:: Your objective ::
How many lines in the items below contain the string "number"? Case matters; reply with the count alone.

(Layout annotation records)
******************************

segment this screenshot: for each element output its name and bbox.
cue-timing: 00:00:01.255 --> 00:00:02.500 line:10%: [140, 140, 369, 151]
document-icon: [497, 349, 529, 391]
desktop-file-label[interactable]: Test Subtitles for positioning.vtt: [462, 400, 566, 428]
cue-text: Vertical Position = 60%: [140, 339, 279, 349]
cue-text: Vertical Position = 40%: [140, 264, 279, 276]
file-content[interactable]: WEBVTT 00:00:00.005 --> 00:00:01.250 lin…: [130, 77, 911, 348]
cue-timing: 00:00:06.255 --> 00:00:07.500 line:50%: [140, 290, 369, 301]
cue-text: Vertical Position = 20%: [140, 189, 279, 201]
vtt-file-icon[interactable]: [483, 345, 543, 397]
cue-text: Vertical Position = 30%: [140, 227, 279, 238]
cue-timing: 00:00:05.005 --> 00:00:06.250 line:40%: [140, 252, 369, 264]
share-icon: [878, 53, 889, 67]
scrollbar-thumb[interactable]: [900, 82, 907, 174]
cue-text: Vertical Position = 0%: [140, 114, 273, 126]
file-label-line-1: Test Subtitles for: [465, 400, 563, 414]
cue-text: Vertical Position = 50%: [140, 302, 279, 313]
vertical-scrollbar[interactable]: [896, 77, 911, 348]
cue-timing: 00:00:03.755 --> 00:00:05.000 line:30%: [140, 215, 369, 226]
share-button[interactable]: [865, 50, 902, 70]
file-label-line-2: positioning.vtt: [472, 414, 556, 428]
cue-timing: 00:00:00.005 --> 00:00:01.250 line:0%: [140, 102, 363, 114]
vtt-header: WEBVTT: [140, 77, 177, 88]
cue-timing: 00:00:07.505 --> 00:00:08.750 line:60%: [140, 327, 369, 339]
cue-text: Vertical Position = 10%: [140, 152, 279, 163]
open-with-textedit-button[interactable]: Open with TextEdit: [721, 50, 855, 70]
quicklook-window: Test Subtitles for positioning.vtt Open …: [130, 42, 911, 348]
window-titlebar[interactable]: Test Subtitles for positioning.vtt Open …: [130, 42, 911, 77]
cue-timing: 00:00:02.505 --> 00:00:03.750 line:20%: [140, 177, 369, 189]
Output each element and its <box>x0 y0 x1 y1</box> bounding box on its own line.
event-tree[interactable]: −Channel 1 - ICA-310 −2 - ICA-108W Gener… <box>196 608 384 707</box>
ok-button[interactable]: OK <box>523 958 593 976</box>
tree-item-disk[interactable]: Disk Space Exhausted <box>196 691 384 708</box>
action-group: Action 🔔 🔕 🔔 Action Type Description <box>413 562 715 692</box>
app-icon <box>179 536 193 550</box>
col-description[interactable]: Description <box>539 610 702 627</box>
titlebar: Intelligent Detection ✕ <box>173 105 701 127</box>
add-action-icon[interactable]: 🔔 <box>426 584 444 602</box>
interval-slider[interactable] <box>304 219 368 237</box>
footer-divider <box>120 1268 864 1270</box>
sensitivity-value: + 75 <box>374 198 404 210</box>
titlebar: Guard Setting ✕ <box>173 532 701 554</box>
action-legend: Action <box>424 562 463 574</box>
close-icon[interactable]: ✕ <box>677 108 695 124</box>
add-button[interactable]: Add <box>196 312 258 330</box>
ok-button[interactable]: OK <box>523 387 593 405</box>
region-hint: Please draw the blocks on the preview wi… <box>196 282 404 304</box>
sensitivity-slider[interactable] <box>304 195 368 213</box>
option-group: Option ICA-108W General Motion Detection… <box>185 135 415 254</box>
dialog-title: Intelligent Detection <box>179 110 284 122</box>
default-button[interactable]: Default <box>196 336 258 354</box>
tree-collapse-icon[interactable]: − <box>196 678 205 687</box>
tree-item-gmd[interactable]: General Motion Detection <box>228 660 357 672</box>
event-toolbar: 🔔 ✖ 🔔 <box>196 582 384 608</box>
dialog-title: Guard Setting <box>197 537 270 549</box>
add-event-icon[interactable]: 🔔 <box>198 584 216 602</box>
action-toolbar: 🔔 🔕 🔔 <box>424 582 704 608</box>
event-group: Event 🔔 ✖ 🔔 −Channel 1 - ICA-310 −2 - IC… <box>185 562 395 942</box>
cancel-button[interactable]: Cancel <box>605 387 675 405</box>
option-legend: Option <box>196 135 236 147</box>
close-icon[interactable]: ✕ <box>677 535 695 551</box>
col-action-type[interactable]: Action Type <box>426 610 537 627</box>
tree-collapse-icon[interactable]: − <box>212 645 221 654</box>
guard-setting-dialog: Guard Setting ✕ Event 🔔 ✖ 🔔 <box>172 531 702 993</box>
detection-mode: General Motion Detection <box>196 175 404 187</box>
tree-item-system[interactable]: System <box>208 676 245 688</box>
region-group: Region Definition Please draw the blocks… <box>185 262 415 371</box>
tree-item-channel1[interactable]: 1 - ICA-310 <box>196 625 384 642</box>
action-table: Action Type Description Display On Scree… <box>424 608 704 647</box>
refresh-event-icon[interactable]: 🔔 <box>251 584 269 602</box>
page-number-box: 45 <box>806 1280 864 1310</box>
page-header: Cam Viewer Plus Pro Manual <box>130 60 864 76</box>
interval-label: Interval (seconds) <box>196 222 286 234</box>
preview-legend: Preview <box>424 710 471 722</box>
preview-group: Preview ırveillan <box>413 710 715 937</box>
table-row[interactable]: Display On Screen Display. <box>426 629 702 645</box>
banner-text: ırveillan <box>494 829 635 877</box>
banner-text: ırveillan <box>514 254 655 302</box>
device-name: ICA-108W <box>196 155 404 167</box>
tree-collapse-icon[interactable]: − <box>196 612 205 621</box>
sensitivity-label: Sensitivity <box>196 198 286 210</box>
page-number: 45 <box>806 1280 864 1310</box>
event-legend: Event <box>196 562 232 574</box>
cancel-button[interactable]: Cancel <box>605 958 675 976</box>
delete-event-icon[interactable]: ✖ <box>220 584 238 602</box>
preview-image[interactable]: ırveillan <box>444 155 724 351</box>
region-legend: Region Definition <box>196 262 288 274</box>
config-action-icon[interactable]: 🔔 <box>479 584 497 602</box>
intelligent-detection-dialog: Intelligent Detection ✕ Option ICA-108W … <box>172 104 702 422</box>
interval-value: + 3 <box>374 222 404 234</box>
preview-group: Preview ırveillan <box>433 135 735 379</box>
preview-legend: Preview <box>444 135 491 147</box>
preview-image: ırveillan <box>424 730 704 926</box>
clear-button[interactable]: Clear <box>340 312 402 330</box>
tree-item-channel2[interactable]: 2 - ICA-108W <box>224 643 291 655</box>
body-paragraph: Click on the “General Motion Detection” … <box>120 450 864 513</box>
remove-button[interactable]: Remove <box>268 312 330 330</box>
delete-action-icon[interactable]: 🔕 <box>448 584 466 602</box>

******************************

:: Task result ::
2